Rows from a dataset
:::
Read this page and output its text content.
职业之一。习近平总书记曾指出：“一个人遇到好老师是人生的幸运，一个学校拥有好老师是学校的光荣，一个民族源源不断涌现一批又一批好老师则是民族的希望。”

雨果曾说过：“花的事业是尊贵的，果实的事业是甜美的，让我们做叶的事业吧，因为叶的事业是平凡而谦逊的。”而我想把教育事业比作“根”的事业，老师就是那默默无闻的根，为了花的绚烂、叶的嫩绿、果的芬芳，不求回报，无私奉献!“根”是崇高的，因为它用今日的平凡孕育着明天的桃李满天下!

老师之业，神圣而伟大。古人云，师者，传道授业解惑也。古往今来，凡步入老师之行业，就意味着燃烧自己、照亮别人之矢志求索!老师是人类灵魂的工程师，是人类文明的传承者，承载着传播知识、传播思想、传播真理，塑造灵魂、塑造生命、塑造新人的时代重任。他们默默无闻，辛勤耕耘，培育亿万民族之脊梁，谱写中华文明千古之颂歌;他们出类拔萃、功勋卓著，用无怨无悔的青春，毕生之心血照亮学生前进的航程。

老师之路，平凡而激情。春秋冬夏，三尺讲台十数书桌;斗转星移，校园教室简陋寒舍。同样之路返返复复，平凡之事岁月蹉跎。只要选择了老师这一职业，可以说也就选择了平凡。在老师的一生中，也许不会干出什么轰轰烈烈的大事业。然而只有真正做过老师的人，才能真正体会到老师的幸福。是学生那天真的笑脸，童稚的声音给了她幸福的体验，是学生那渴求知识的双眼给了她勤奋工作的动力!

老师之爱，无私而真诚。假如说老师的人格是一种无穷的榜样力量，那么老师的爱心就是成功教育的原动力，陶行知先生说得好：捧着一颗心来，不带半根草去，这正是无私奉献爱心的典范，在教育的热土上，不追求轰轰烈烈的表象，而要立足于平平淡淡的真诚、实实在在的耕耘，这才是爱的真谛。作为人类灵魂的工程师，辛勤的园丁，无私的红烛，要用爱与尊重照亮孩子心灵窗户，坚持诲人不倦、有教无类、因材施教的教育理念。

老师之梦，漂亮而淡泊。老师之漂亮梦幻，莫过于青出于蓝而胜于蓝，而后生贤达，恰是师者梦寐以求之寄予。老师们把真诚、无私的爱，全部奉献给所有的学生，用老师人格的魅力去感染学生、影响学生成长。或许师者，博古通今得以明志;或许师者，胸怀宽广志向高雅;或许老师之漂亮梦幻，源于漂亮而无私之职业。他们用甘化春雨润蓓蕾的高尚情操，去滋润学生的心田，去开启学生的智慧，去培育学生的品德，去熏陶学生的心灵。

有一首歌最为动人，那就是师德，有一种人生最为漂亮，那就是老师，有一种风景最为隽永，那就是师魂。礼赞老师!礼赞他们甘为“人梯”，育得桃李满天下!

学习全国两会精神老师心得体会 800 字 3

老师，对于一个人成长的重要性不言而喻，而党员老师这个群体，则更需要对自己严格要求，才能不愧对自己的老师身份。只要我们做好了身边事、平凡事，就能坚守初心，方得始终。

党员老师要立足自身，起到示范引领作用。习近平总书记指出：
:::
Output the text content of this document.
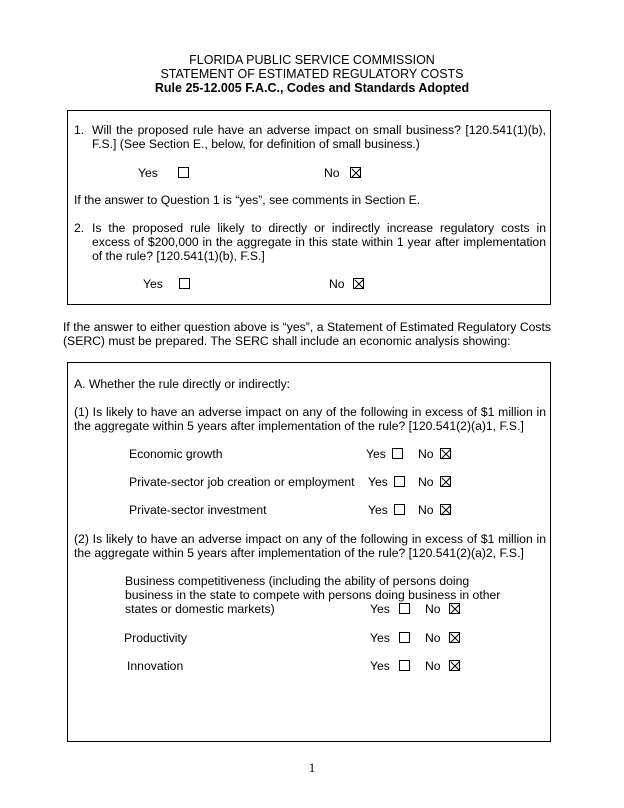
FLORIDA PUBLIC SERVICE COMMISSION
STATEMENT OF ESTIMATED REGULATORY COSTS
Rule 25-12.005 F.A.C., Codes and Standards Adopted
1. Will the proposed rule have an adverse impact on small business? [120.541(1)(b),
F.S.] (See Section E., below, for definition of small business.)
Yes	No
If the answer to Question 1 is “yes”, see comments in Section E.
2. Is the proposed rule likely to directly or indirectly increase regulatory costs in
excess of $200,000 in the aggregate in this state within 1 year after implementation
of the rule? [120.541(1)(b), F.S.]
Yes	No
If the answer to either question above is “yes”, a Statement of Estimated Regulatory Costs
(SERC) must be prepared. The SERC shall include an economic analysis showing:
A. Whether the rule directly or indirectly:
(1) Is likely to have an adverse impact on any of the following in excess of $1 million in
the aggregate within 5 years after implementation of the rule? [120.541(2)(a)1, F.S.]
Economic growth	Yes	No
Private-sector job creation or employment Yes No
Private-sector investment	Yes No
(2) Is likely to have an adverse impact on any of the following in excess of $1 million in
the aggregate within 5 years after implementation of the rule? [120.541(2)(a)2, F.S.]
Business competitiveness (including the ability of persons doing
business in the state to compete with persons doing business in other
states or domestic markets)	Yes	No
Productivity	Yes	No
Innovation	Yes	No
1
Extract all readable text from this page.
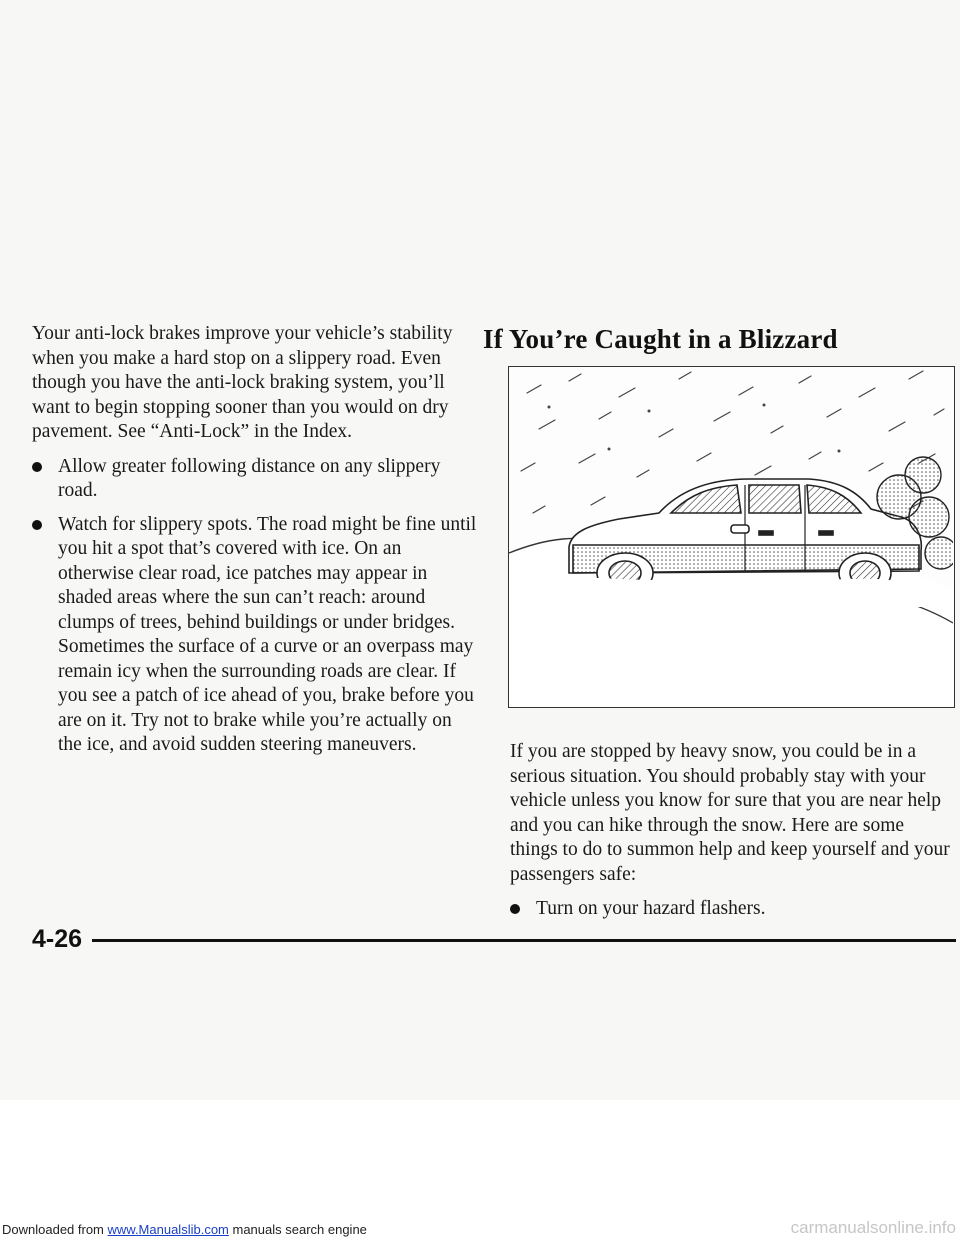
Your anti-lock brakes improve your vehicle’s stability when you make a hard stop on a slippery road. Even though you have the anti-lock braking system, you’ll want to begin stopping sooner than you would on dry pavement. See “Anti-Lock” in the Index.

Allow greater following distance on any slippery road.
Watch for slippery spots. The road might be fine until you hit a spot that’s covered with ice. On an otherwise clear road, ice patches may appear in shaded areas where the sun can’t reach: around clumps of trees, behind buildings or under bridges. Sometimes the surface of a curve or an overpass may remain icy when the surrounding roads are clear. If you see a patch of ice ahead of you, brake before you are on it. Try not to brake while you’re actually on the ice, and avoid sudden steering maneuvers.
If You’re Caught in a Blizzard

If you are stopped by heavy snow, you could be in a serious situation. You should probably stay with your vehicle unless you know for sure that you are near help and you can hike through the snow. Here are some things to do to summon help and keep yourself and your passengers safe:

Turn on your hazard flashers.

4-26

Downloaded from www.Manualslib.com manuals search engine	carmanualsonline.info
:::
WORK TO BE COMPLETED – Find "this". Copy every line it occurs in.

WRITTEN SOLUTION –
Read this page and output its text content.
Output the text content of this document.
excess of $200,000 in the aggregate in this state within 1 year after implementation
Extract all readable text from this page.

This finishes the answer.